-------- Input data --------

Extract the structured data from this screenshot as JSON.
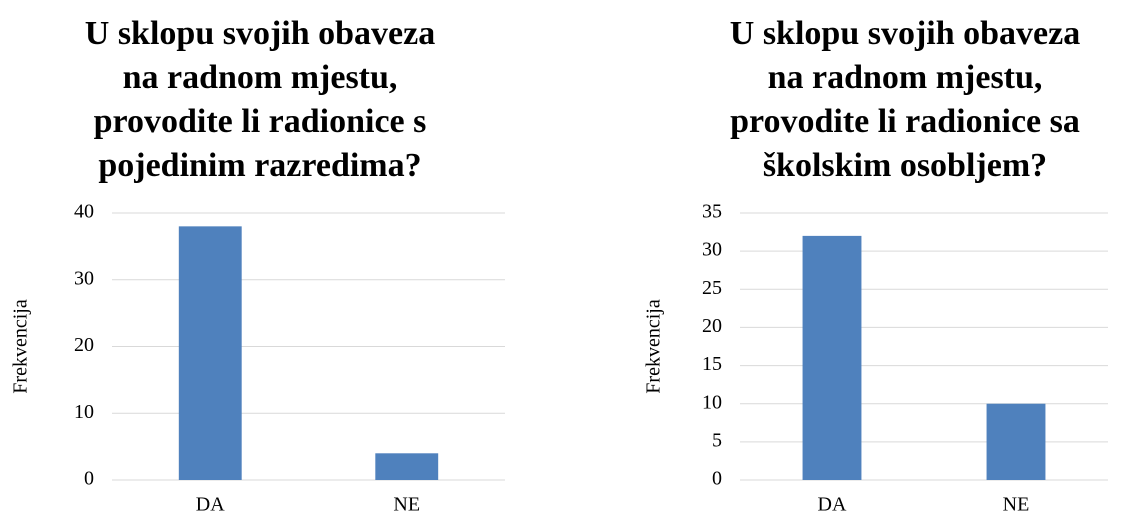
{
  "chart_data": [
    {
      "type": "bar",
      "title": [
        "U sklopu svojih obaveza",
        "na radnom mjestu,",
        "provodite li radionice s",
        "pojedinim razredima?"
      ],
      "y_label": "Frekvencija",
      "categories": [
        "DA",
        "NE"
      ],
      "values": [
        38,
        4
      ],
      "color": "#4f81bd",
      "ylim": [
        0,
        40
      ],
      "yticks": [
        0,
        10,
        20,
        30,
        40
      ],
      "grid": true
    },
    {
      "type": "bar",
      "title": [
        "U sklopu svojih obaveza",
        "na radnom mjestu,",
        "provodite li radionice sa",
        "školskim osobljem?"
      ],
      "y_label": "Frekvencija",
      "categories": [
        "DA",
        "NE"
      ],
      "values": [
        32,
        10
      ],
      "color": "#4f81bd",
      "ylim": [
        0,
        35
      ],
      "yticks": [
        0,
        5,
        10,
        15,
        20,
        25,
        30,
        35
      ],
      "grid": true
    }
  ]
}
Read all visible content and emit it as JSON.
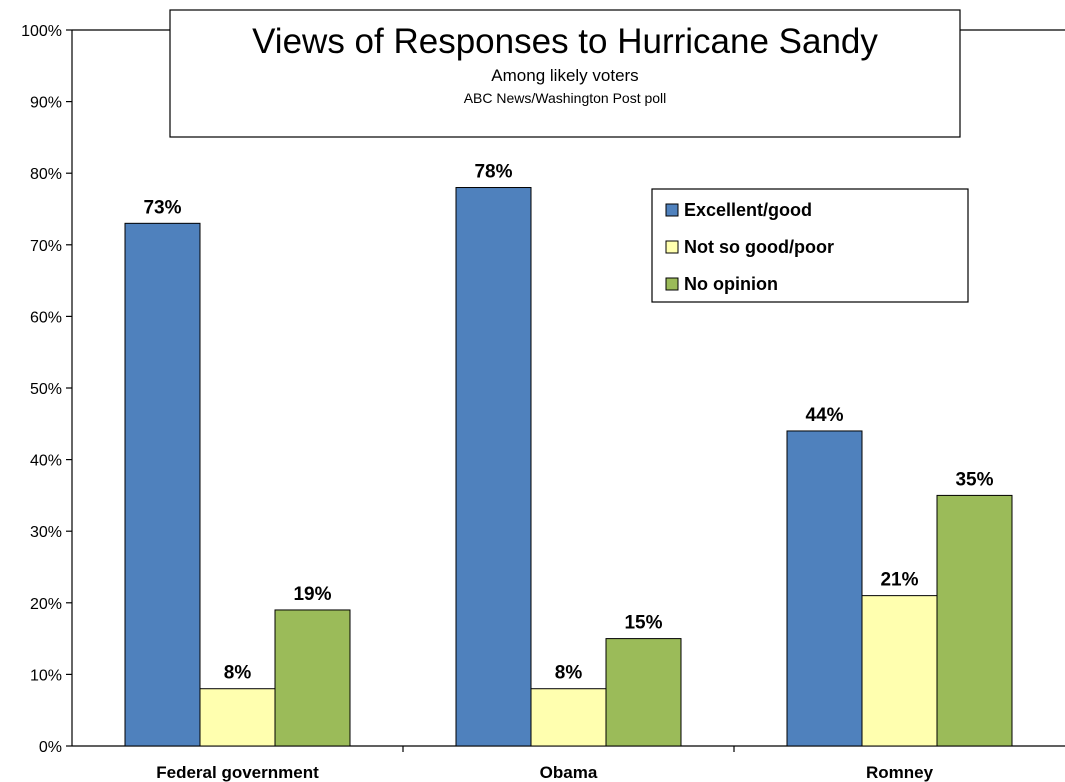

--------

All of the material above should be reproduced exactly, except the pictures.

- _Finished exercise_
Extract the structured data from this screenshot as JSON.
{
  "chart_data": [
    {
      "type": "bar",
      "title": [
        "U sklopu svojih obaveza",
        "na radnom mjestu,",
        "provodite li radionice s",
        "pojedinim razredima?"
      ],
      "y_label": "Frekvencija",
      "categories": [
        "DA",
        "NE"
      ],
      "values": [
        38,
        4
      ],
      "color": "#4f81bd",
      "ylim": [
        0,
        40
      ],
      "yticks": [
        0,
        10,
        20,
        30,
        40
      ],
      "grid": true
    },
    {
      "type": "bar",
      "title": [
        "U sklopu svojih obaveza",
        "na radnom mjestu,",
        "provodite li radionice sa",
        "školskim osobljem?"
      ],
      "y_label": "Frekvencija",
      "categories": [
        "DA",
        "NE"
      ],
      "values": [
        32,
        10
      ],
      "color": "#4f81bd",
      "ylim": [
        0,
        35
      ],
      "yticks": [
        0,
        5,
        10,
        15,
        20,
        25,
        30,
        35
      ],
      "grid": true
    }
  ]
}
Read all visible content and emit it as JSON.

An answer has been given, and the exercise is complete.